- _Job_
Return all entries precisely as they stand, without the images.

- _Input for this task_
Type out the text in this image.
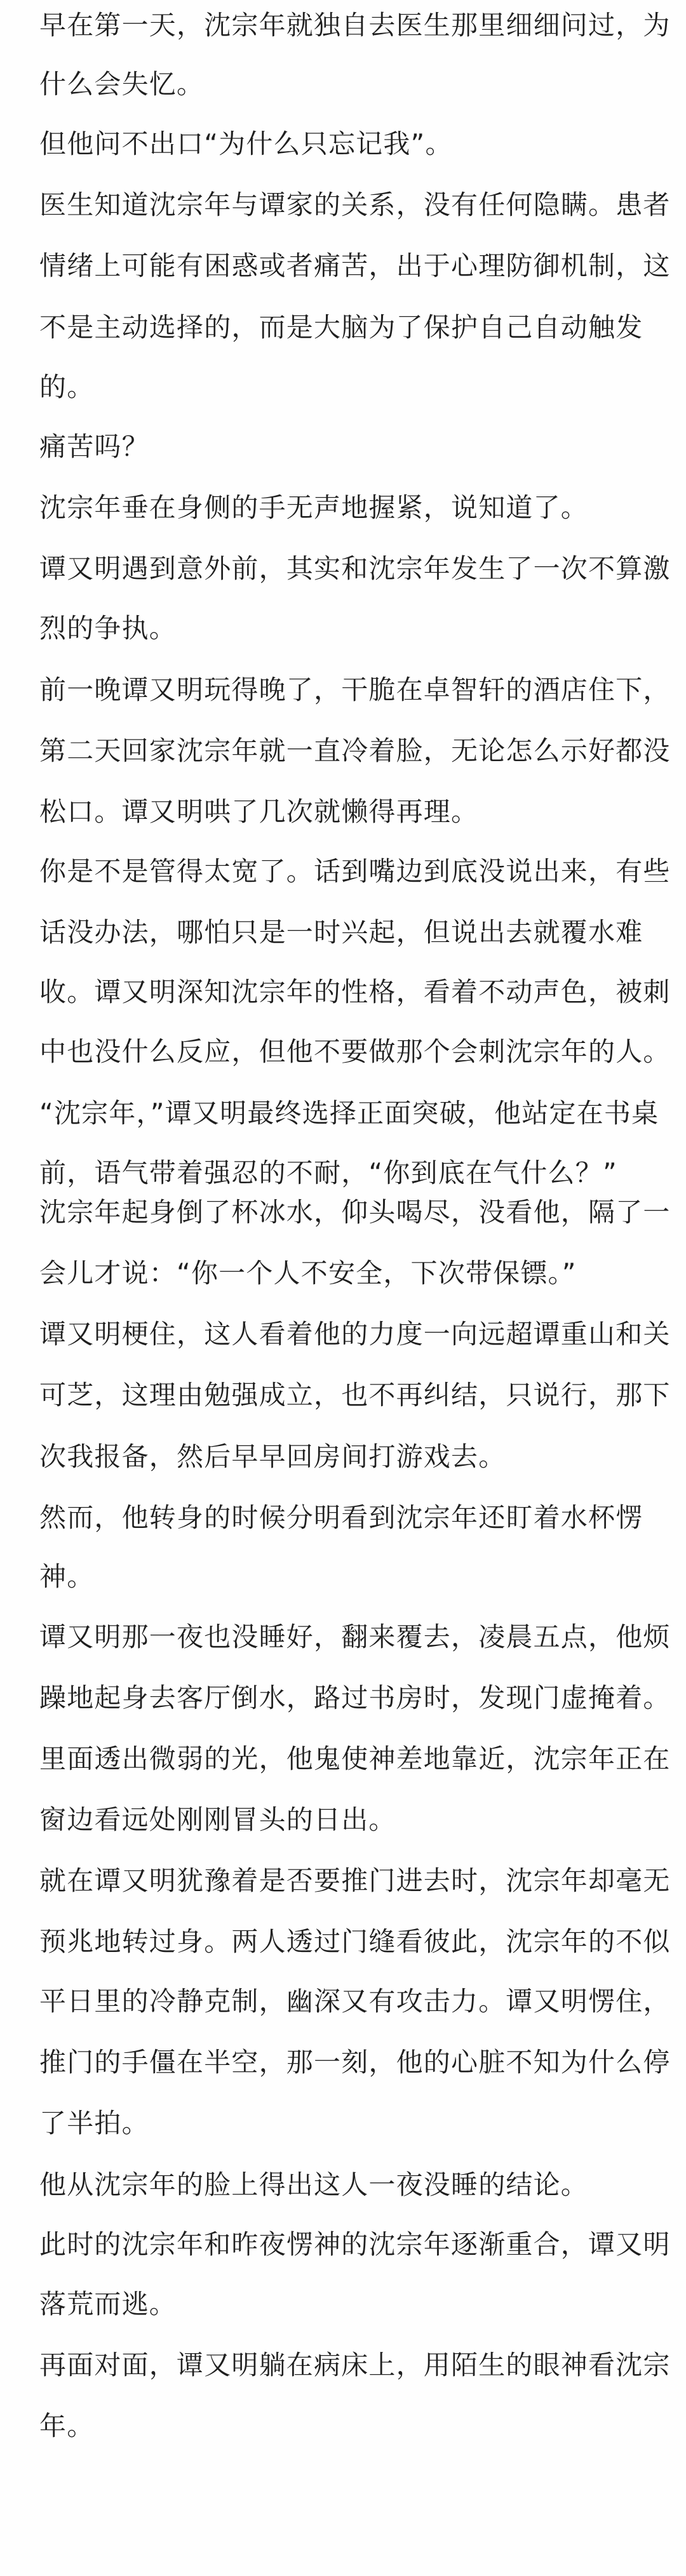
早在第一天，沈宗年就独自去医生那里细细问过，为
什么会失忆。
但他问不出口“为什么只忘记我”。
医生知道沈宗年与谭家的关系，没有任何隐瞒。患者
情绪上可能有困惑或者痛苦，出于心理防御机制，这
不是主动选择的，而是大脑为了保护自己自动触发
的。
痛苦吗？
沈宗年垂在身侧的手无声地握紧，说知道了。
谭又明遇到意外前，其实和沈宗年发生了一次不算激
烈的争执。
前一晚谭又明玩得晚了，干脆在卓智轩的酒店住下，
第二天回家沈宗年就一直冷着脸，无论怎么示好都没
松口。谭又明哄了几次就懒得再理。
你是不是管得太宽了。话到嘴边到底没说出来，有些
话没办法，哪怕只是一时兴起，但说出去就覆水难
收。谭又明深知沈宗年的性格，看着不动声色，被刺
中也没什么反应，但他不要做那个会刺沈宗年的人。
“沈宗年，”谭又明最终选择正面突破，他站定在书桌
前，语气带着强忍的不耐，“你到底在气什么？”
沈宗年起身倒了杯冰水，仰头喝尽，没看他，隔了一
会儿才说：“你一个人不安全，下次带保镖。”
谭又明梗住，这人看着他的力度一向远超谭重山和关
可芝，这理由勉强成立，也不再纠结，只说行，那下
次我报备，然后早早回房间打游戏去。
然而，他转身的时候分明看到沈宗年还盯着水杯愣
神。
谭又明那一夜也没睡好，翻来覆去，凌晨五点，他烦
躁地起身去客厅倒水，路过书房时，发现门虚掩着。
里面透出微弱的光，他鬼使神差地靠近，沈宗年正在
窗边看远处刚刚冒头的日出。
就在谭又明犹豫着是否要推门进去时，沈宗年却毫无
预兆地转过身。两人透过门缝看彼此，沈宗年的不似
平日里的冷静克制，幽深又有攻击力。谭又明愣住，
推门的手僵在半空，那一刻，他的心脏不知为什么停
了半拍。
他从沈宗年的脸上得出这人一夜没睡的结论。
此时的沈宗年和昨夜愣神的沈宗年逐渐重合，谭又明
落荒而逃。
再面对面，谭又明躺在病床上，用陌生的眼神看沈宗
年。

- _Task response_
Type out the text in this image.
早在第一天，沈宗年就独自去医生那里细细问过，为
什么会失忆。
但他问不出口“为什么只忘记我”。
医生知道沈宗年与谭家的关系，没有任何隐瞒。患者
情绪上可能有困惑或者痛苦，出于心理防御机制，这
不是主动选择的，而是大脑为了保护自己自动触发
的。
痛苦吗？
沈宗年垂在身侧的手无声地握紧，说知道了。
谭又明遇到意外前，其实和沈宗年发生了一次不算激
烈的争执。
前一晚谭又明玩得晚了，干脆在卓智轩的酒店住下，
第二天回家沈宗年就一直冷着脸，无论怎么示好都没
松口。谭又明哄了几次就懒得再理。
你是不是管得太宽了。话到嘴边到底没说出来，有些
话没办法，哪怕只是一时兴起，但说出去就覆水难
收。谭又明深知沈宗年的性格，看着不动声色，被刺
中也没什么反应，但他不要做那个会刺沈宗年的人。
“沈宗年，”谭又明最终选择正面突破，他站定在书桌
前，语气带着强忍的不耐，“你到底在气什么？”
沈宗年起身倒了杯冰水，仰头喝尽，没看他，隔了一
会儿才说：“你一个人不安全，下次带保镖。”
谭又明梗住，这人看着他的力度一向远超谭重山和关
可芝，这理由勉强成立，也不再纠结，只说行，那下
次我报备，然后早早回房间打游戏去。
然而，他转身的时候分明看到沈宗年还盯着水杯愣
神。
谭又明那一夜也没睡好，翻来覆去，凌晨五点，他烦
躁地起身去客厅倒水，路过书房时，发现门虚掩着。
里面透出微弱的光，他鬼使神差地靠近，沈宗年正在
窗边看远处刚刚冒头的日出。
就在谭又明犹豫着是否要推门进去时，沈宗年却毫无
预兆地转过身。两人透过门缝看彼此，沈宗年的不似
平日里的冷静克制，幽深又有攻击力。谭又明愣住，
推门的手僵在半空，那一刻，他的心脏不知为什么停
了半拍。
他从沈宗年的脸上得出这人一夜没睡的结论。
此时的沈宗年和昨夜愣神的沈宗年逐渐重合，谭又明
落荒而逃。
再面对面，谭又明躺在病床上，用陌生的眼神看沈宗
年。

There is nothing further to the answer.